*Fragmento:*

····················

-Cuando estaba vivo y tenía corazón humano- respondió la estatua -no sabía qué era el llanto, porque vivía en el Palacio Sans Souci, donde no permiten entrar al dolor. Durante el día jugaba con mis compañeros en el jardín y por las tardes iniciaba el baile en el Gran Salón. Alrededor del jardín se extendía una pared muy alta, pero nunca se me ocurrió preguntar qué había más allá, pues todo cuanto me rodeaba era muy hermoso. Mis cortesanos me llamaban el Príncipe Feliz y feliz, en verdad, era yo, si acaso el placer fuese la felicidad. Así viví y así morí. Y ahora que estoy muerto me han emplazado aquí, tan en lo alto, que puedo ver toda la fealdad y miseria de mi ciudad y, aunque mi corazón está hecho de plomo, no puedo elegir sino llorar.
La realidad interior del Príncipe, que contrasta con su orgullosamente fastuoso exterior, es producto de una percepción sensible de la realidad: desde su elevada ubicación, el protagonista del relato tiene una visión total de la vida de los habitantes de la ciudad, y por primera vez lo real del sufrimiento humano se presenta ante sus ojos. La felicidad o la tristeza aparecen entonces como cuestiones de perspectiva: cambiado el punto de vista, y ampliado en consecuencia el campo de visión, el sentimiento se transforma. Hay algo que se mira o se ignora, y de eso depende la empatía. Ese algo es, en este caso, la pobreza. Un tema presente en gran parte (si no toda) la obra de Wilde es el de la oposición entre riqueza y pobreza, rangos inherentes a una jerarquía social que resulta en el placer de unos pocos y en el padecimiento de muchos otros. El tema se hace presente en esta colección y se instala desde este primer cuento. En el pasado del relato, el Príncipe gozaba de la belleza palaciega y, obnubilado por la hermosura que le había tocado en suerte, ni siquiera se le ocurría preguntarse “qué había más allá” (p.185). Ese “más allá” es, justamente, todo ese sufrimiento ajeno que en el presente ya no puede ignorar.

····················

*Instrucción 1:* Reproduce sin cambios estas líneas de los registros: empieza en la línea que contiene "footnote-text: Earlier versions" y detente después de la que contiene "abstract-line: bureaucracies, on".

····················

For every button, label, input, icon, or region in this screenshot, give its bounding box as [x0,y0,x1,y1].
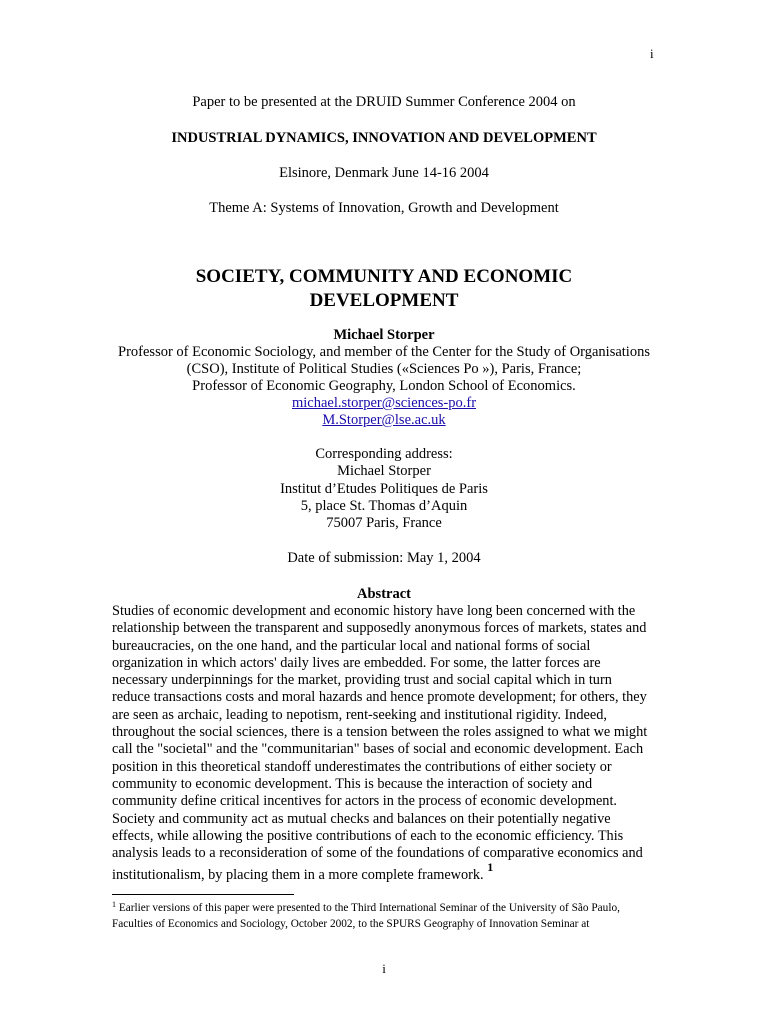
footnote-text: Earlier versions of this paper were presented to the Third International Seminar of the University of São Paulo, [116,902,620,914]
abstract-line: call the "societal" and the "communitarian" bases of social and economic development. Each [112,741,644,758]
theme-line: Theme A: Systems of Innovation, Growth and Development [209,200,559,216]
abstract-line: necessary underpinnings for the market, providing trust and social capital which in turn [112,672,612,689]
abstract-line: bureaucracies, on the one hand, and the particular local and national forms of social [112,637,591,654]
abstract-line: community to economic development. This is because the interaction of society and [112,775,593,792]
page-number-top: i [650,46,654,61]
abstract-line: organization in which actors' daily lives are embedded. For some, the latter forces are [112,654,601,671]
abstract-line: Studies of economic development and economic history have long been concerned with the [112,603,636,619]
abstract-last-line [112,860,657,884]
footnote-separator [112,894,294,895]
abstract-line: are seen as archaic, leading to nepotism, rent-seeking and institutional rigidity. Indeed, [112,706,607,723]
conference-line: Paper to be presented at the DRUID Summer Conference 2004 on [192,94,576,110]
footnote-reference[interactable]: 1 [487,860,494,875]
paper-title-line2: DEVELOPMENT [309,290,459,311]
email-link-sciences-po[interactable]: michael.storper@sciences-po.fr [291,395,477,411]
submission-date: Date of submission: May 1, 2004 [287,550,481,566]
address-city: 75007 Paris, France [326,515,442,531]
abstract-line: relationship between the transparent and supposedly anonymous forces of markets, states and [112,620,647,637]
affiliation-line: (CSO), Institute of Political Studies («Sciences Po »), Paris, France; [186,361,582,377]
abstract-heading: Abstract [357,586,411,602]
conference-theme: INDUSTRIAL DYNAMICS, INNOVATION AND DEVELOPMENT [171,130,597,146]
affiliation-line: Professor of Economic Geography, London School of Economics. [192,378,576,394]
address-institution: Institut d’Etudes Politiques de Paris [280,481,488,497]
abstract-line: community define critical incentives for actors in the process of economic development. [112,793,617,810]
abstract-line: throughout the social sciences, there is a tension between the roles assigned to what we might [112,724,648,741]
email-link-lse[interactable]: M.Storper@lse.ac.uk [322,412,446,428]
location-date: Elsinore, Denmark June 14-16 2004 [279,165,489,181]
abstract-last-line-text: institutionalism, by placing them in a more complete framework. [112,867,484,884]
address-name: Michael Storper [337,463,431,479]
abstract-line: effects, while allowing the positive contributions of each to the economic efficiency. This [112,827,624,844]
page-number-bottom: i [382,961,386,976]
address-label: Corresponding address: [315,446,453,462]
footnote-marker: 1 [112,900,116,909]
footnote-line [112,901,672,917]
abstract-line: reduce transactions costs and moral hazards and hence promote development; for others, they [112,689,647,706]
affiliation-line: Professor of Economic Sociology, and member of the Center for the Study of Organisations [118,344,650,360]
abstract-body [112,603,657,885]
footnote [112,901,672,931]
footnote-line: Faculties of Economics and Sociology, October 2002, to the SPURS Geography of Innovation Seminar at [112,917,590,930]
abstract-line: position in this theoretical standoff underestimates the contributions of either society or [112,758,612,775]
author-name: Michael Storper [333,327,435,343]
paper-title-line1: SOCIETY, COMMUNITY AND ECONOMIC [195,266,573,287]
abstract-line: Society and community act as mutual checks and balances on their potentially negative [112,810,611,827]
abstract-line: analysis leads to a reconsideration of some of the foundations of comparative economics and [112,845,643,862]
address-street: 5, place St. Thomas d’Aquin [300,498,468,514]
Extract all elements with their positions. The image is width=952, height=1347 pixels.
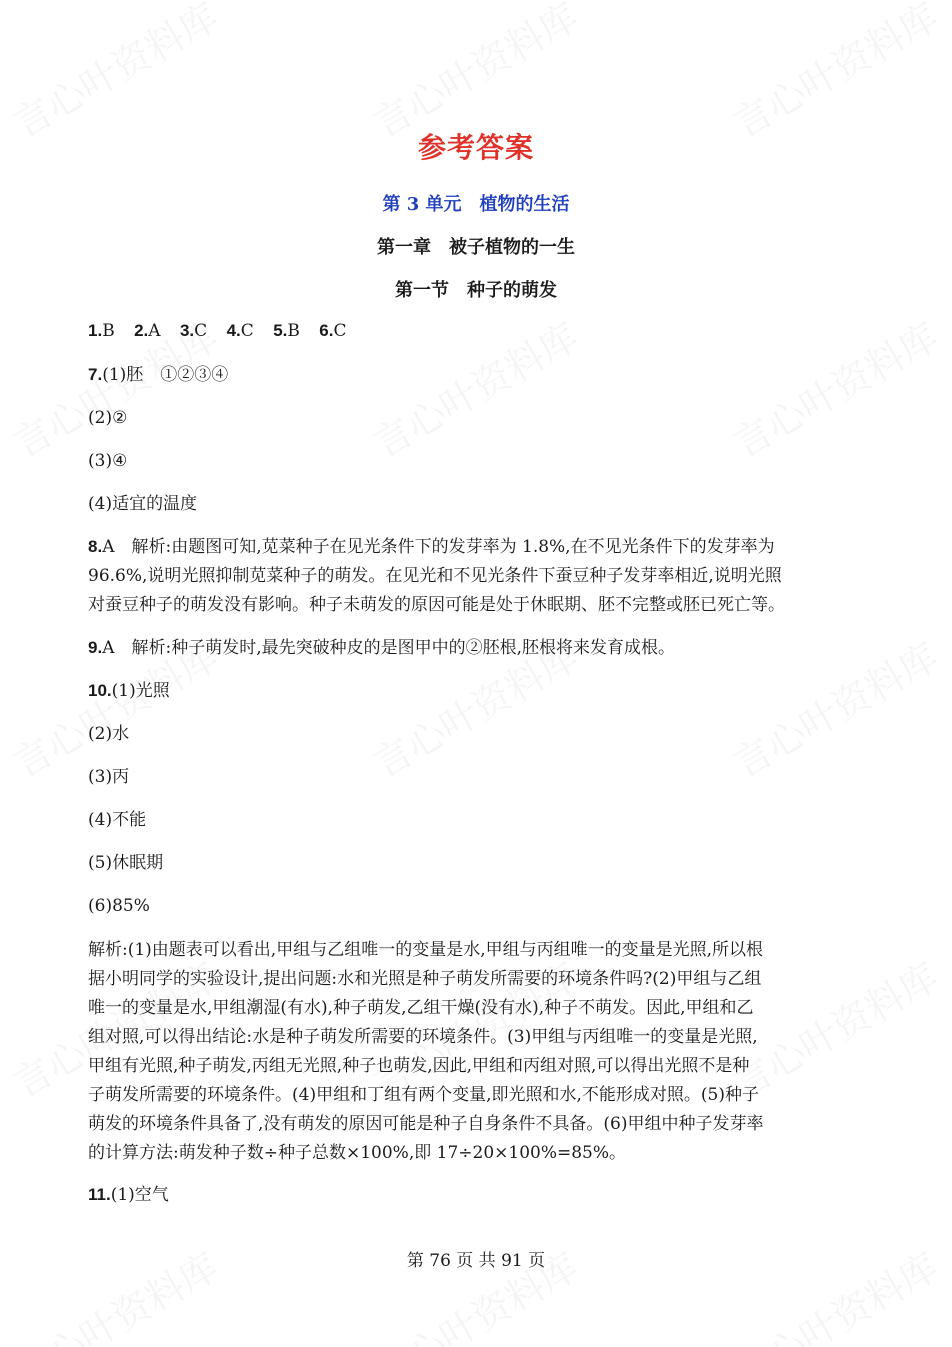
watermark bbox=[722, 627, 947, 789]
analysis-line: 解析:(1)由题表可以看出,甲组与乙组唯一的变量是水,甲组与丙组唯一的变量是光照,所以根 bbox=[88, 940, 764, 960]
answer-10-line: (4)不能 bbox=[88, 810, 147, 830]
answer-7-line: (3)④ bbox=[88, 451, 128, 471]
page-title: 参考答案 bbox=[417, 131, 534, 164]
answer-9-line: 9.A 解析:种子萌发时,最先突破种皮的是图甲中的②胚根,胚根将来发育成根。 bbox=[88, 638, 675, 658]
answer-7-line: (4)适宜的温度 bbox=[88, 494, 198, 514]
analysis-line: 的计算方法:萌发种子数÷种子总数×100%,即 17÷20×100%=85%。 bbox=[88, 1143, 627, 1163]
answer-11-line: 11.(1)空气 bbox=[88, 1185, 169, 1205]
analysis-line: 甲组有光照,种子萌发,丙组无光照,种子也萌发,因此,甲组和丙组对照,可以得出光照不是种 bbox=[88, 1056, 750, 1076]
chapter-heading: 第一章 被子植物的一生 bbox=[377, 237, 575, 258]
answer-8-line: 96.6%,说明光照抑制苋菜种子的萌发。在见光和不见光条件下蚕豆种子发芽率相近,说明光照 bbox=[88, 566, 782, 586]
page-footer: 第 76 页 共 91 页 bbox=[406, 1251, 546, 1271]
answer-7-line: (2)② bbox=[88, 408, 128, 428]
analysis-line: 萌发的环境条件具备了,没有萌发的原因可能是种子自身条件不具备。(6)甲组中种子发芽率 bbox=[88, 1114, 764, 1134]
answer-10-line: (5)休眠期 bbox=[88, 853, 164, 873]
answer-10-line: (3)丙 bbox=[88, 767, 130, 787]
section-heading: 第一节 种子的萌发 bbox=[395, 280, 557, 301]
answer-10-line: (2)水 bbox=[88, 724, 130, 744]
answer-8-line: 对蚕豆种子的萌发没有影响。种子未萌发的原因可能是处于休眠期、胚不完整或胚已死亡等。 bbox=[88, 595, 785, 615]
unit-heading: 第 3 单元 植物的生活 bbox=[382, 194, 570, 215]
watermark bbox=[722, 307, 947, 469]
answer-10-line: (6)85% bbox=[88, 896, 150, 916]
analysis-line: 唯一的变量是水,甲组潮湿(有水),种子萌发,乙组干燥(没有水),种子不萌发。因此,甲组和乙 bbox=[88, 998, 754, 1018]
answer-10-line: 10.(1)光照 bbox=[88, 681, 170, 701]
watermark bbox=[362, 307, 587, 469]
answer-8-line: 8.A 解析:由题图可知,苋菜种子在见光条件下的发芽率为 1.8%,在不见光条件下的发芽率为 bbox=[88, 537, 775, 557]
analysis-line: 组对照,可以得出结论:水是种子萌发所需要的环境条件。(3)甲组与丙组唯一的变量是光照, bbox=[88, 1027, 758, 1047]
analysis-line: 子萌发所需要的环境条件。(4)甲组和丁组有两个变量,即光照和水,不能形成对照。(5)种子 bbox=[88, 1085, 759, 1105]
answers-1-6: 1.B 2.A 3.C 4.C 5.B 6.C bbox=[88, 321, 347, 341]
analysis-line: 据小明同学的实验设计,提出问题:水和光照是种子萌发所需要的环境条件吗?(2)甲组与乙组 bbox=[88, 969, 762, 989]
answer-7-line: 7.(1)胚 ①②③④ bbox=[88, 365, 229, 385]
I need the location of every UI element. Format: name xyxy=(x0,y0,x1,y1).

····················

*Instrucción 2:* Transcribe literalmente el pasaje del fragmento sobre el Príncipe Feliz que comienza en las palabras "-Cuando estaba vivo" y termina después de "elegir sino llorar.".

*Respuesta 1:*
footnote-text: Earlier versions of this paper were presented to the Third International Seminar of the University of São Paulo, [116,902,620,914]
abstract-line: call the "societal" and the "communitarian" bases of social and economic development. Each [112,741,644,758]
theme-line: Theme A: Systems of Innovation, Growth and Development [209,200,559,216]
abstract-line: necessary underpinnings for the market, providing trust and social capital which in turn [112,672,612,689]
abstract-line: bureaucracies, on the one hand, and the particular local and national forms of social [112,637,591,654]

*Respuesta 2:*
-Cuando estaba vivo y tenía corazón humano- respondió la estatua -no sabía qué era el llanto, porque vivía en el Palacio Sans Souci, donde no permiten entrar al dolor. Durante el día jugaba con mis compañeros en el jardín y por las tardes iniciaba el baile en el Gran Salón. Alrededor del jardín se extendía una pared muy alta, pero nunca se me ocurrió preguntar qué había más allá, pues todo cuanto me rodeaba era muy hermoso. Mis cortesanos me llamaban el Príncipe Feliz y feliz, en verdad, era yo, si acaso el placer fuese la felicidad. Así viví y así morí. Y ahora que estoy muerto me han emplazado aquí, tan en lo alto, que puedo ver toda la fealdad y miseria de mi ciudad y, aunque mi corazón está hecho de plomo, no puedo elegir sino llorar.